(PROVIDED INFORMATION):
= = = =

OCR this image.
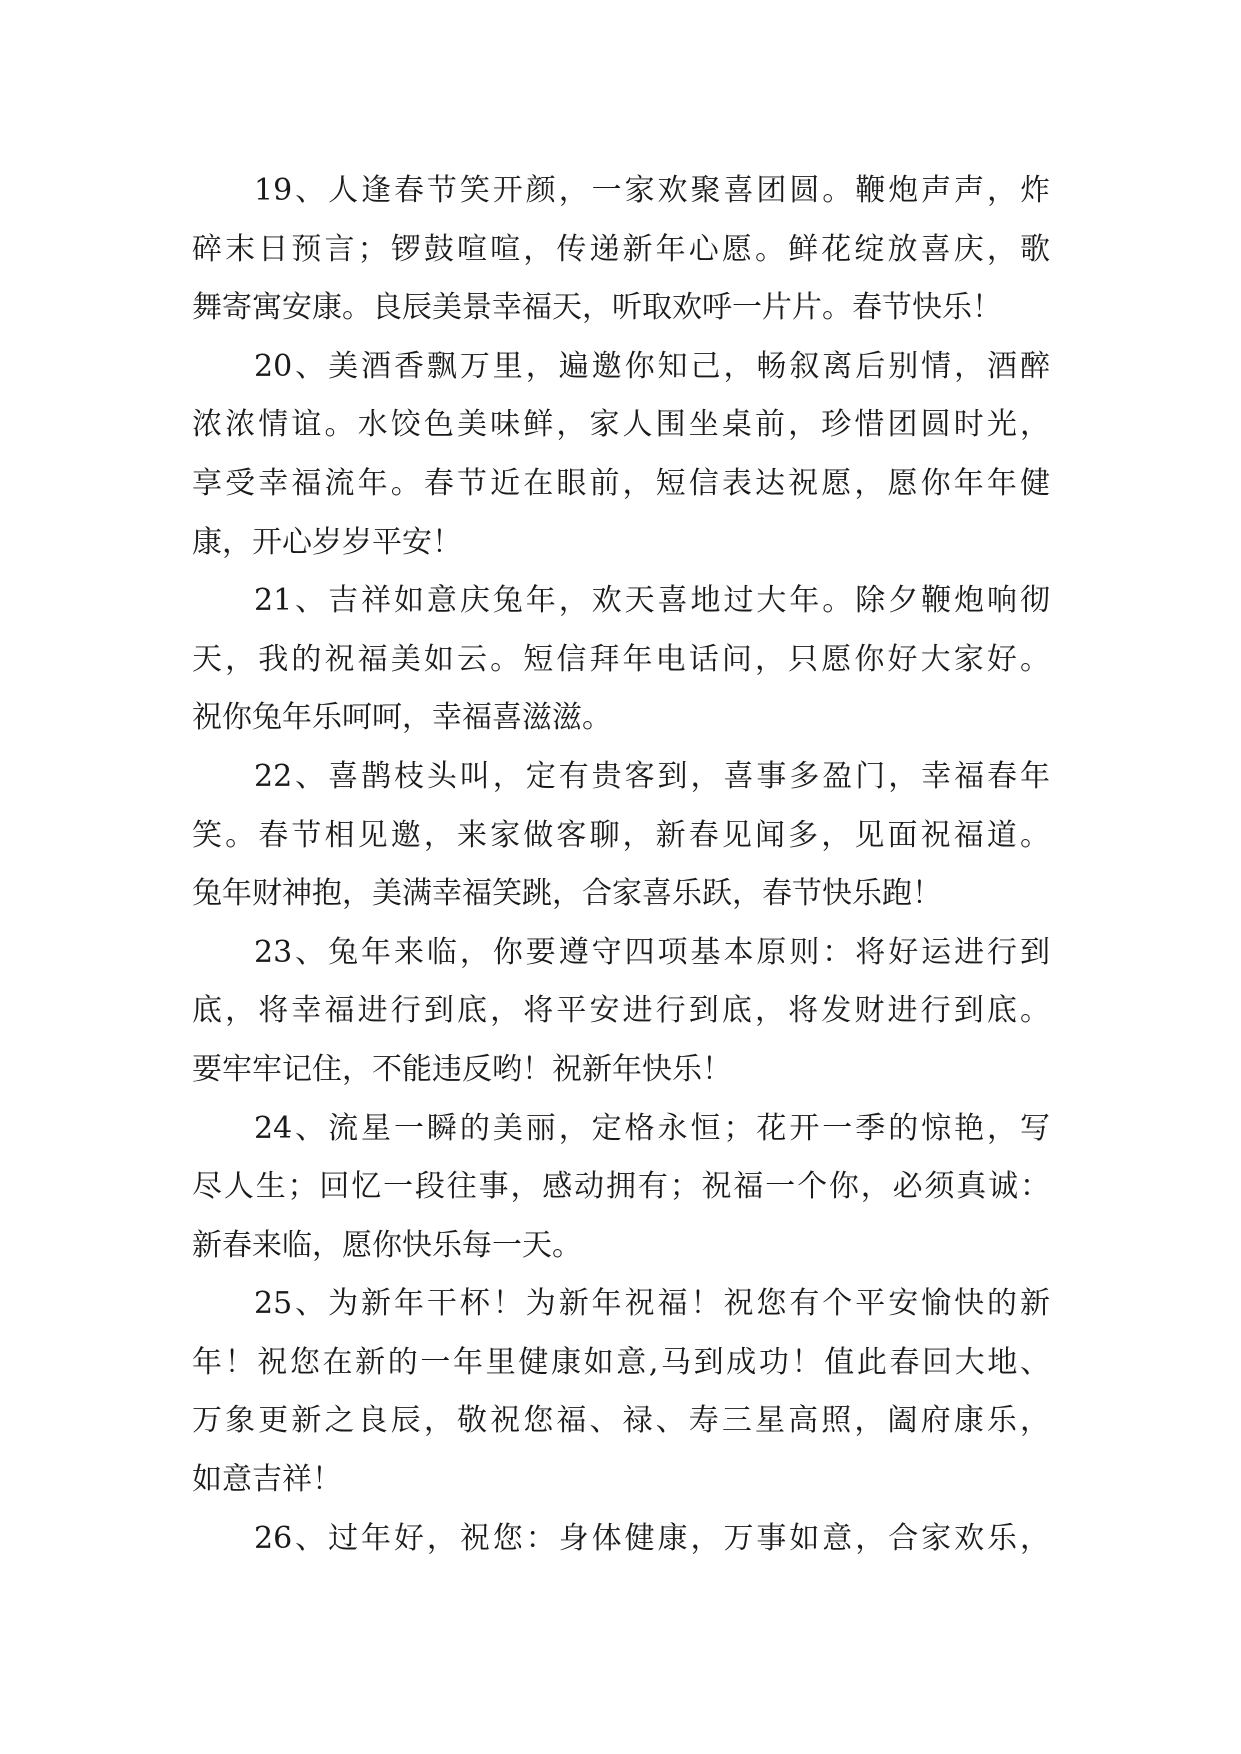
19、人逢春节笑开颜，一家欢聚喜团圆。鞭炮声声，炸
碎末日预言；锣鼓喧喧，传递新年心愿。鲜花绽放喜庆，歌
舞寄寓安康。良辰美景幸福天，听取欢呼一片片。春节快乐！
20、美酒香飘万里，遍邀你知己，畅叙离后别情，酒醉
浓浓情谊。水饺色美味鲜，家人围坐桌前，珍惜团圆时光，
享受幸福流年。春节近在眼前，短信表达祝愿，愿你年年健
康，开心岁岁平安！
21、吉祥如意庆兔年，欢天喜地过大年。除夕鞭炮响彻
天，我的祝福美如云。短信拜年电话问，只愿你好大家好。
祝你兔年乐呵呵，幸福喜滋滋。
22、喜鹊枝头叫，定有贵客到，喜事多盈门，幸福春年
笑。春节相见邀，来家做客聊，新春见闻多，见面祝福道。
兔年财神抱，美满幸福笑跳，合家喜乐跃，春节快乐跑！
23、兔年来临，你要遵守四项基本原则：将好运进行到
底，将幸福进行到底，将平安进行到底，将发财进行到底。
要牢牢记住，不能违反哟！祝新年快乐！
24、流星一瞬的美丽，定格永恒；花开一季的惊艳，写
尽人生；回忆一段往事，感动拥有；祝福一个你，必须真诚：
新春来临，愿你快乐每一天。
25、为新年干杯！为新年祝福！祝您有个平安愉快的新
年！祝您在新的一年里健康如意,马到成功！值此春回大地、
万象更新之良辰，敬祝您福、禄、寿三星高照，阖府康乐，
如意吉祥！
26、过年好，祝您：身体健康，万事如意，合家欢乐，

= = = =

(WHAT IS BEING ASKED): Copy out the data above exactly, except the pictures.

(SOLUTION FOR THIS TASK):
OCR this image.
19、人逢春节笑开颜，一家欢聚喜团圆。鞭炮声声，炸
碎末日预言；锣鼓喧喧，传递新年心愿。鲜花绽放喜庆，歌
舞寄寓安康。良辰美景幸福天，听取欢呼一片片。春节快乐！
20、美酒香飘万里，遍邀你知己，畅叙离后别情，酒醉
浓浓情谊。水饺色美味鲜，家人围坐桌前，珍惜团圆时光，
享受幸福流年。春节近在眼前，短信表达祝愿，愿你年年健
康，开心岁岁平安！
21、吉祥如意庆兔年，欢天喜地过大年。除夕鞭炮响彻
天，我的祝福美如云。短信拜年电话问，只愿你好大家好。
祝你兔年乐呵呵，幸福喜滋滋。
22、喜鹊枝头叫，定有贵客到，喜事多盈门，幸福春年
笑。春节相见邀，来家做客聊，新春见闻多，见面祝福道。
兔年财神抱，美满幸福笑跳，合家喜乐跃，春节快乐跑！
23、兔年来临，你要遵守四项基本原则：将好运进行到
底，将幸福进行到底，将平安进行到底，将发财进行到底。
要牢牢记住，不能违反哟！祝新年快乐！
24、流星一瞬的美丽，定格永恒；花开一季的惊艳，写
尽人生；回忆一段往事，感动拥有；祝福一个你，必须真诚：
新春来临，愿你快乐每一天。
25、为新年干杯！为新年祝福！祝您有个平安愉快的新
年！祝您在新的一年里健康如意,马到成功！值此春回大地、
万象更新之良辰，敬祝您福、禄、寿三星高照，阖府康乐，
如意吉祥！
26、过年好，祝您：身体健康，万事如意，合家欢乐，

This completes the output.